Short problem:
In the listing below, identify each line with the word "Black" and return those lines.

─── Records shown

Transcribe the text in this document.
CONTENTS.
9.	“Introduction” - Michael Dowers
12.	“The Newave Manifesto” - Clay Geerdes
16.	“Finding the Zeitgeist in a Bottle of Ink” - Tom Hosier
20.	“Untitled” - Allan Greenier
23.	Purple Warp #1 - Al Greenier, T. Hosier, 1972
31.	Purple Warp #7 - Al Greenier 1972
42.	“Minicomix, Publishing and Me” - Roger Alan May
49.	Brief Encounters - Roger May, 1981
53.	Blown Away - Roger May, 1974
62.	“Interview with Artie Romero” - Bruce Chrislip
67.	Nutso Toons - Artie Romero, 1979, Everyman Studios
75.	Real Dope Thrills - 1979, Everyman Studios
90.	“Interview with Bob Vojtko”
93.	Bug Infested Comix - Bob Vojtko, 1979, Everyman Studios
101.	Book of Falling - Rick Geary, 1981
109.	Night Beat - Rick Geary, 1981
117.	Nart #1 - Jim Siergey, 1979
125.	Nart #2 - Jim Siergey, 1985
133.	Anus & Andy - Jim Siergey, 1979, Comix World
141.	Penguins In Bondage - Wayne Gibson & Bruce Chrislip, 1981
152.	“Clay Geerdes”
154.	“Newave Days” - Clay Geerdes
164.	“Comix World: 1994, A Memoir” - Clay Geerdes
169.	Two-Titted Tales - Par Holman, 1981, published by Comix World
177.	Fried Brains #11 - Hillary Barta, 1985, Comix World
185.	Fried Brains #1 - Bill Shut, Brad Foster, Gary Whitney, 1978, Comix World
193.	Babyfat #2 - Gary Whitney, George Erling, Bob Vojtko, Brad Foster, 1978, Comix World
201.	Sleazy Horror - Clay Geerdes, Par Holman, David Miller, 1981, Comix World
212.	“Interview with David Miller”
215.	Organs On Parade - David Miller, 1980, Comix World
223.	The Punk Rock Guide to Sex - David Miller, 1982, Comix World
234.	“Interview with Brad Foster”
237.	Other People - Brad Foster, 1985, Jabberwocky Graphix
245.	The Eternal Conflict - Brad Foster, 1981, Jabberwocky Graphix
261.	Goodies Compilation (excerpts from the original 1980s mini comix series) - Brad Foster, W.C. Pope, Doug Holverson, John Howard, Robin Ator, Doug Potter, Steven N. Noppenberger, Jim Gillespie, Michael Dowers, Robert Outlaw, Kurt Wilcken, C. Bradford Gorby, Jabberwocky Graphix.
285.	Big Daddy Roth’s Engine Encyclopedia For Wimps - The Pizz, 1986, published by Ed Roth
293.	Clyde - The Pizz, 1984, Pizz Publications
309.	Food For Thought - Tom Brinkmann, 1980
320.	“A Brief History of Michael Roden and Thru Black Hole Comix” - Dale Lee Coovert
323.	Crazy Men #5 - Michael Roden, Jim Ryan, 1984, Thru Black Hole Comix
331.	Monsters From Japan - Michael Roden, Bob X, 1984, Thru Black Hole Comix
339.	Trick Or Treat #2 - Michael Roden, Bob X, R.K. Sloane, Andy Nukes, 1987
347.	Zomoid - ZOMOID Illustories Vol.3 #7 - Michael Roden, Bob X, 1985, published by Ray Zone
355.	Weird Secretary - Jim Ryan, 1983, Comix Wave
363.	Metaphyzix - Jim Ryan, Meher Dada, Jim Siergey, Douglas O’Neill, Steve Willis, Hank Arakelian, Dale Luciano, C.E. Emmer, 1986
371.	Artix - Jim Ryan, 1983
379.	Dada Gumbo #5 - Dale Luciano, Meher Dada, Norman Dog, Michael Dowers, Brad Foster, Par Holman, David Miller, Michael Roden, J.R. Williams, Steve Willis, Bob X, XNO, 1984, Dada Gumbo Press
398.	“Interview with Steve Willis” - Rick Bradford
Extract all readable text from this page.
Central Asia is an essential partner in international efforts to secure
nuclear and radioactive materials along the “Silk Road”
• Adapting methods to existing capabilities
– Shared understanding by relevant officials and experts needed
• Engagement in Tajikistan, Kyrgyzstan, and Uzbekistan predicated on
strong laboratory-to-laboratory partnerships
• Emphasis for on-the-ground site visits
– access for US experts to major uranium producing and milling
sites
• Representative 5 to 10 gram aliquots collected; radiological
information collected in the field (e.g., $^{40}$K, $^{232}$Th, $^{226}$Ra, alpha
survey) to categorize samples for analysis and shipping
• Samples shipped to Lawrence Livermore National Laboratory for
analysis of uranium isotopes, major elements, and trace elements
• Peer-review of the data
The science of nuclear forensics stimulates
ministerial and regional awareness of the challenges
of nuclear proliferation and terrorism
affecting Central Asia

──────

Answer in full:
320.	“A Brief History of Michael Roden and Thru Black Hole Comix” - Dale Lee Coovert
323.	Crazy Men #5 - Michael Roden, Jim Ryan, 1984, Thru Black Hole Comix
331.	Monsters From Japan - Michael Roden, Bob X, 1984, Thru Black Hole Comix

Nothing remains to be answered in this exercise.